TESTO FORNITO.
※ ※ ※

Controcultura

Cara Silvia, ecco cosa perdi a convertirti all'islam

Cara Silvia (non scrivo questo nome da più di cinquant'anni, quando ero fidanzato di una ragazza di Mantova che si chiamava esattamente come te, Silvia Romano

Cara Silvia, ecco cosa perdi a convertirti all'islam

Cara Silvia (non scrivo questo nome da più di cinquant'anni, quando ero fidanzato di una ragazza di Mantova che si chiamava esattamente come te, Silvia Romano, e andavo a trovarla su un trenino locale che da Ferrara passava per Poggiorusco, il paese dove è nato Arnoldo Mondadori), la mia simpatia per te è istintiva e aliena da commiserazione; ti leggo nella semplicità delle tue dichiarazioni, anche rischiose, con soddisfazione. A margine di tante imprecazioni, talvolta con insulti personali, la tua bella risposta, pacificatrice: «Vi chiedo di non arrabbiarvi per difendermi, il peggio per me è passato», è piena di indulgenza e di dolcezza.

Come puoi immaginare, ti scrivo non per scusarmi, perché tu hai inteso che la mia affermazione era un paradosso e, mentre cercavo di spiegarlo, ho pensato, leggendo il Corriere della Sera, che tu avevi capito tutto: «Silvia non ha fatto commenti ma ha soltanto liquidato con una risata il post nel quale il parlamentare Vittorio Sgarbi suggeriva per iperbole che la giovane venisse arrestata per concorso esterno in associazione terroristica». Era, in ogni caso, una sottile allusione alla misura di arresti domiciliari che ti impone la quarantena. Però, per istintivo e non paternalistico affetto, voglio riflettere non sulla tua condizione né sulla perfetta riflessione di tua madre, indispettita dai giornalisti: «Provate a mandare un vostro parente due anni là, e voglio vedere se non torna convertito. Usate il cervello». Aggiungerei l'esclamativo: «Capre!». Tu invece hai definito la tua conversione «libera». «Non c'è stata - dici - alcuna costrizione». Ci credo. Anzi lo so. Perché io sono un plagiatore, e conosco la devozione di una donna che sceglie la sottomissione. Ce ne sono esempi nel mondo cristiano, sia quello claustrale, di cui abbiamo viva testimonianza nelle parole delle scrittrici mistiche e di Piccarda, nel terzo canto del Paradiso: «Anzi è formale ad esto beato esse/ tenersi dentro a la divina voglia,/ per ch'una fansi nostre voglie stesse (...)/ E 'n la sua volontade è nostra pace:/ ell'è quel mare al qual tutto si move/ ciò ch'ella crïa o che natura face».

※ ※ ※

ESERCIZI DA SVOLGERE.
A – Elenca tutte le città e i paesi nominati nella lettera a Silvia.
B – Rispondi in breve a queste domande sulla lettera a Silvia:
(i) In quale paese è nato Arnoldo Mondadori?
(ii) Quale giornale stava leggendo chi scrive?
(iii) In quale canto del Paradiso si trovano le parole di Piccarda citate?

※ ※ ※

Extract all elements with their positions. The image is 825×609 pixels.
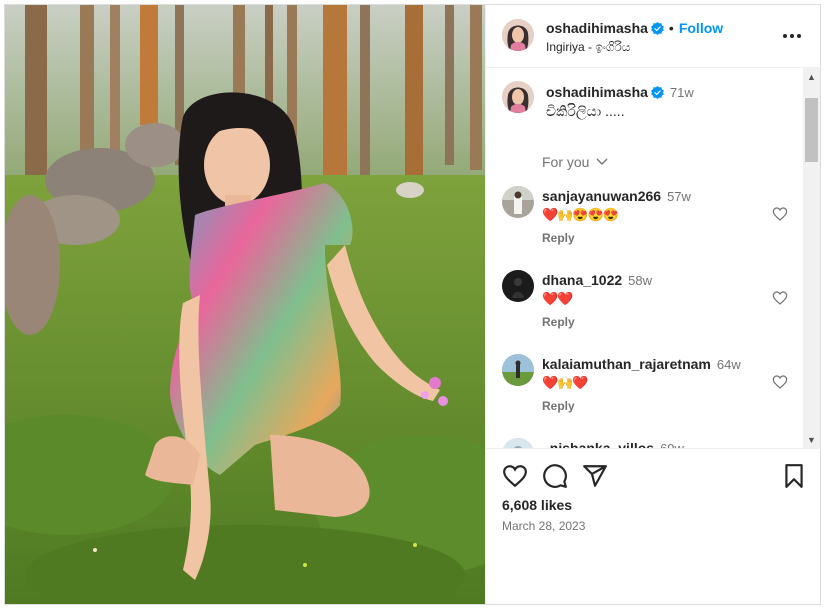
post-photo[interactable] <box>5 5 485 604</box>
scroll-down-arrow-icon[interactable]: ▼ <box>803 431 820 448</box>
post-dialog: oshadihimasha • Follow Ingiriya - ඉංගිරිය … <box>4 4 821 605</box>
bookmark-icon[interactable] <box>781 463 807 489</box>
author-username[interactable]: oshadihimasha <box>546 20 648 36</box>
reply-button[interactable]: Reply <box>542 399 575 413</box>
author-avatar[interactable] <box>502 19 534 51</box>
heart-icon[interactable] <box>772 206 788 222</box>
separator-dot: • <box>668 20 674 36</box>
comments-list[interactable]: oshadihimasha 71w චිකිරිලියා ..... For yo… <box>486 68 821 448</box>
caption-username[interactable]: oshadihimasha <box>546 84 648 100</box>
commenter-avatar[interactable] <box>502 438 534 448</box>
comment-time[interactable]: 64w <box>717 357 741 372</box>
comment-time[interactable]: 57w <box>667 189 691 204</box>
chevron-down-icon <box>596 158 608 165</box>
comment-item: _nishanka_villos 69w <box>502 438 792 448</box>
comment-author-line: sanjayanuwan266 57w <box>542 188 691 204</box>
comment-text: ❤️🙌😍😍😍 <box>542 207 619 222</box>
post-header: oshadihimasha • Follow Ingiriya - ඉංගිරිය <box>486 5 821 68</box>
comment-author-line: dhana_1022 58w <box>542 272 652 288</box>
comment-author-line: kalaiamuthan_rajaretnam 64w <box>542 356 741 372</box>
post-date[interactable]: March 28, 2023 <box>502 519 585 533</box>
post-side-panel: oshadihimasha • Follow Ingiriya - ඉංගිරිය … <box>485 5 821 604</box>
comment-username[interactable]: kalaiamuthan_rajaretnam <box>542 356 711 372</box>
commenter-avatar[interactable] <box>502 270 534 302</box>
for-you-label: For you <box>542 154 590 170</box>
commenter-avatar[interactable] <box>502 186 534 218</box>
comment-time[interactable]: 69w <box>660 441 684 448</box>
caption-author-avatar[interactable] <box>502 81 534 113</box>
verified-badge-icon <box>651 86 664 99</box>
comment-text: ❤️🙌❤️ <box>542 375 589 390</box>
comments-scrollbar[interactable]: ▲ ▼ <box>803 68 820 448</box>
post-location[interactable]: Ingiriya - ඉංගිරිය <box>546 40 630 55</box>
heart-icon[interactable] <box>502 463 528 489</box>
comment-username[interactable]: dhana_1022 <box>542 272 622 288</box>
caption-text: චිකිරිලියා ..... <box>546 103 625 119</box>
more-options-icon[interactable] <box>781 25 803 47</box>
reply-button[interactable]: Reply <box>542 315 575 329</box>
follow-button[interactable]: Follow <box>679 20 723 36</box>
comment-username[interactable]: _nishanka_villos <box>542 440 654 448</box>
comment-item: dhana_1022 58w ❤️❤️ Reply <box>502 270 792 350</box>
comment-item: kalaiamuthan_rajaretnam 64w ❤️🙌❤️ Reply <box>502 354 792 434</box>
reply-button[interactable]: Reply <box>542 231 575 245</box>
comment-item: sanjayanuwan266 57w ❤️🙌😍😍😍 Reply <box>502 186 792 266</box>
author-line: oshadihimasha • Follow <box>546 20 723 36</box>
photo-image <box>5 5 485 604</box>
caption-time[interactable]: 71w <box>670 85 694 100</box>
scroll-thumb[interactable] <box>805 98 818 162</box>
for-you-filter[interactable]: For you <box>542 154 608 170</box>
likes-count[interactable]: 6,608 likes <box>502 497 572 513</box>
verified-badge-icon <box>651 22 664 35</box>
share-icon[interactable] <box>582 463 608 489</box>
scroll-up-arrow-icon[interactable]: ▲ <box>803 68 820 85</box>
comment-icon[interactable] <box>542 463 568 489</box>
comment-username[interactable]: sanjayanuwan266 <box>542 188 661 204</box>
post-actions: 6,608 likes March 28, 2023 <box>486 448 821 604</box>
comment-time[interactable]: 58w <box>628 273 652 288</box>
heart-icon[interactable] <box>772 374 788 390</box>
caption-author-line: oshadihimasha 71w <box>546 84 694 100</box>
heart-icon[interactable] <box>772 290 788 306</box>
commenter-avatar[interactable] <box>502 354 534 386</box>
comment-text: ❤️❤️ <box>542 291 573 306</box>
comment-author-line: _nishanka_villos 69w <box>542 440 684 448</box>
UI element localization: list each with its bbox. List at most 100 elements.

※ ※ ※

RISPOSTE AGLI ESERCIZI.
A – Mantova, Ferrara, Poggiorusco

B –
(i) A Poggiorusco.
(ii) Il Corriere della Sera.
(iii) Nel terzo canto.